Source passage:
------------------------------------------------
Voltage Park customer at robotics company on GPU pricing and robotics computing needs

Background
We spoke with a customer from a robotics company who uses Voltage Park alongside their own GPU infrastructure for quantum mechanics and density functional theory workloads.
The conversation explores how they evaluate GPU cloud providers primarily on price and reliability, with insights on why specialized providers often outperform hyperscalers for GPU availability despite minimal differentiation in the market.
Key points via Sacra AI:
- Voltage Park vs. hyperscalers: GPU cloud market is commoditized and price-driven with low switching costs. "I think there's barely any differentiation. In a past job, we saw a particular company we were working with literally shop around to different providers based on the best discount they could get. As soon as it ended, they moved to the next place. I don't think there's really a lot of differentiation, to be honest."
- For specialized robotics workloads running quantum mechanics models, infrastructure-as-a-service beats higher-level platforms that lack flexibility. "We're using Voltage Park in a very infrastructure-as-a-service way. We provision our own clusters. Everything that we're doing with GPUs—we don't really want the high-level support that something like Fireworks is doing because we have pretty unique needs in the robotics space, and those companies don't really have solutions for us."
- Cloud-to-owned infrastructure calculation tips at high monthly spend, but maintenance burden remains significant. "I think when the budget is being exceeded—when you're hitting essentially hundreds of thousands or millions of dollars a month. At that point, you should do the calculation of having your own GPUs as it's going to be more cost-effective. However, there is a pretty large maintenance burden for that, and energy bill."
Questions
- Can you tell me which GPU providers you primarily work with today?
- What kinds of workloads are you typically running across Voltage Park and your own infrastructure? And roughly, what's your monthly GPU spend or usage footprint?
- When it comes to cloud GPU usage, do you think about training versus inference? Are you primarily training models or using cloud GPUs for inference too? And how does that affect your decision on provider?
- When you're thinking about a provider like Voltage Park versus inference-first platforms like Fireworks AI or Together AI, do you see those as competitive or complementary? Could you imagine them converging over time?
- Can you talk a little more about what made Voltage Park stand out for your needs? What were the key factors that differentiated them from other options?
- Which other providers did you consider, and what made Voltage Park come out on top in the decision?
- Do you see this market as commoditized and driven primarily by price, or do you think there's more differentiation happening in practice?
- In that context, what do you think makes a provider like Voltage Park successful at retaining customers? If GPU hours are essentially fungible, are there forms of value they could provide beyond raw compute that might reduce churn or improve retention?
- How much does ease of use—things like dashboard, provisioning UX, or API integration—actually factor into your choice of provider?
- How easy or difficult is it for you to switch between different GPU platforms? Once you're already set up on one like Voltage Park, what's the switching cost like in practice for your team?
- Do you think there's anything Voltage Park or other providers could do on the software or managed services side to make switching less attractive or improve lock-in?
- There's a perception that Voltage Park tends to focus more on long-tail developers and early-stage companies, where someone like Lambda gears more toward established enterprise customers. Do you think that distinction holds up based on your experience?
------------------------------------------------
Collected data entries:
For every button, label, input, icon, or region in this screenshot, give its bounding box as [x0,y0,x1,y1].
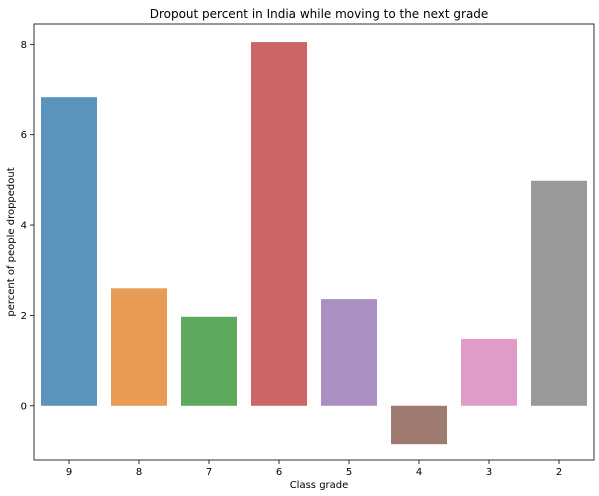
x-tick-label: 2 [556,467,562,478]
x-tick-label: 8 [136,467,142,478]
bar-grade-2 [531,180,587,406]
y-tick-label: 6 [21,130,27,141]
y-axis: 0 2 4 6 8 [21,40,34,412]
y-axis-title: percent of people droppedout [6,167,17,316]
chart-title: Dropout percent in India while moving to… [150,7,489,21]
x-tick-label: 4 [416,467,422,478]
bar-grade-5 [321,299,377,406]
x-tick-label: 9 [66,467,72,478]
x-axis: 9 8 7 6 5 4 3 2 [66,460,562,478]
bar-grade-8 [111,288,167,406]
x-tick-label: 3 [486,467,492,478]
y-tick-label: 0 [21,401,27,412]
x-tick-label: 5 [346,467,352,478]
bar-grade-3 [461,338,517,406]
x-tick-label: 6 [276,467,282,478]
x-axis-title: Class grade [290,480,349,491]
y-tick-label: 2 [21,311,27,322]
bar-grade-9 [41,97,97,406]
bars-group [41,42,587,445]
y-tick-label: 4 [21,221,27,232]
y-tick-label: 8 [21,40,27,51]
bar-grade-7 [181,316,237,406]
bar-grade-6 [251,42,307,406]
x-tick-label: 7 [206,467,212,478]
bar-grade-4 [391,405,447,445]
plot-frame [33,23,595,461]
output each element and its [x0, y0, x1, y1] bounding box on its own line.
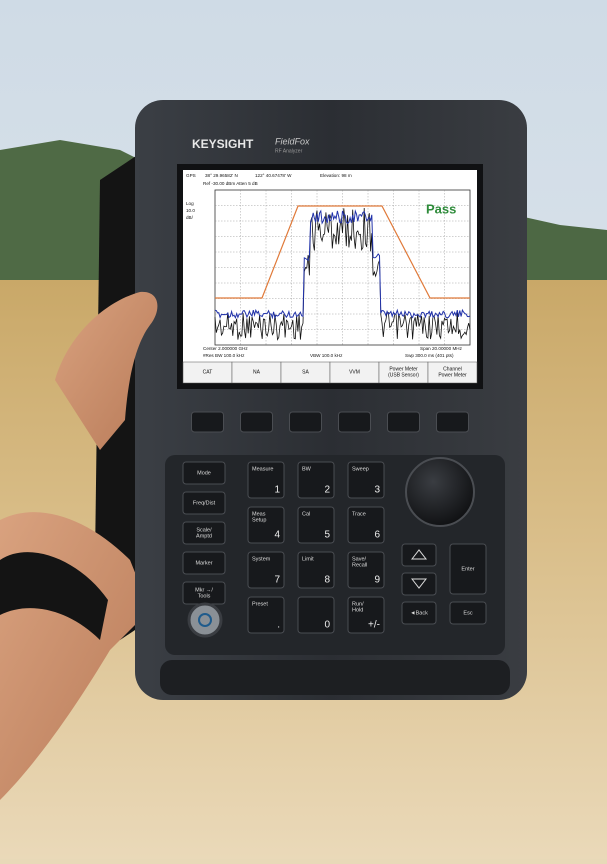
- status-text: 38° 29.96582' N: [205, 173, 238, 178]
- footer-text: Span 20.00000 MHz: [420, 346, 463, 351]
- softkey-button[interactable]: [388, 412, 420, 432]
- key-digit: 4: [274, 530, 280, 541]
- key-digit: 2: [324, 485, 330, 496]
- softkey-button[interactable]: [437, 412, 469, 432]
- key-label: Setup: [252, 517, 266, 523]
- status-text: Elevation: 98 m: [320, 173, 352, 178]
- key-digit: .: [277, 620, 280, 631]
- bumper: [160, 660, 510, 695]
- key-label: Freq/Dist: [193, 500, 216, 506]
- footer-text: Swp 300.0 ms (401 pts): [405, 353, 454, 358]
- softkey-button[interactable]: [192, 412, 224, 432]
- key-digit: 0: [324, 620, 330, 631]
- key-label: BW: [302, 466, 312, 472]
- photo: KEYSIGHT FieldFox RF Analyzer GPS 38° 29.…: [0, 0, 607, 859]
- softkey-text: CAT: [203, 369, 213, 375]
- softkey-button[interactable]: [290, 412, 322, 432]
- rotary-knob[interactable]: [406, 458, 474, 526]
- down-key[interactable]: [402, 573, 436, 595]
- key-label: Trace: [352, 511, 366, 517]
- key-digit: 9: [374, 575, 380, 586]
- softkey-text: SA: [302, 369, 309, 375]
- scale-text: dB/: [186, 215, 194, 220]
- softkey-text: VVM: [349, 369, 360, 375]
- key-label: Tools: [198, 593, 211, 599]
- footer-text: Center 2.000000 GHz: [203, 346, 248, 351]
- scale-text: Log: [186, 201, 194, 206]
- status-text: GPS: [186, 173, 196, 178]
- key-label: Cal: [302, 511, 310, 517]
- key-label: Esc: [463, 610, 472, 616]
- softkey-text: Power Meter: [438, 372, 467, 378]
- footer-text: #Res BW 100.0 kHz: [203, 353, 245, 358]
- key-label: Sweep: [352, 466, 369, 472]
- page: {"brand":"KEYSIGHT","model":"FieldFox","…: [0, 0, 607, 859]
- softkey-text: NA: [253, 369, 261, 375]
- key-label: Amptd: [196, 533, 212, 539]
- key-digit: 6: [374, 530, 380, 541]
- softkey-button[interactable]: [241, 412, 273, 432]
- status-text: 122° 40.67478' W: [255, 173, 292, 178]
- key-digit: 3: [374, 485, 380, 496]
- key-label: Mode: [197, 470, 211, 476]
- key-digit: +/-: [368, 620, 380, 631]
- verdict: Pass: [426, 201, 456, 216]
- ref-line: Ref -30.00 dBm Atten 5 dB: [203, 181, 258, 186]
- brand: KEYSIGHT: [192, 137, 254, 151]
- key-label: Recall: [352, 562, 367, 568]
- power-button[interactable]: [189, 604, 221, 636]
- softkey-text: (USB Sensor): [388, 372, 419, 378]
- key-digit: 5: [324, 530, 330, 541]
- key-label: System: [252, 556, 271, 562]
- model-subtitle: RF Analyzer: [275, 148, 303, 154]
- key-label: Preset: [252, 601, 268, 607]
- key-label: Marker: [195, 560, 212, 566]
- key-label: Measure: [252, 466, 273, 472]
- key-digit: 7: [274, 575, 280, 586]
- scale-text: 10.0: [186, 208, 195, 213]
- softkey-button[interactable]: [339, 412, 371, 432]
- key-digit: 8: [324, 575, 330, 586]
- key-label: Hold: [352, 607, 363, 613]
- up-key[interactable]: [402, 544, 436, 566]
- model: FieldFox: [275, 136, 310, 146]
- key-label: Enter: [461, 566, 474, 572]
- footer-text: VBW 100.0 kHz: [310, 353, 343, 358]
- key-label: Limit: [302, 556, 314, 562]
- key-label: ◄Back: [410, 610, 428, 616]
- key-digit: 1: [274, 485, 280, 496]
------------------------------------------------
Brief A: According to the Voltage Park interview, what kinds of workloads does the customer run on GPUs?
Brief B: Please say whether each statement agrees with the Voltage Park interview, answering yes or no and quoting the deciding words: (i) The customer uses Voltage Park in an infrastructure-as-a-service way. (ii) The customer wants the kind of high-level support that Fireworks offers. (iii) The customer says owning GPUs brings no real maintenance burden.

Solution A: Quantum mechanics and density functional theory workloads.

Solution B:
(i) Yes: "We're using Voltage Park in a very infrastructure-as-a-service way."
(ii) No: "we don't really want the high-level support that something like Fireworks is doing"
(iii) No: "there is a pretty large maintenance burden for that, and energy bill."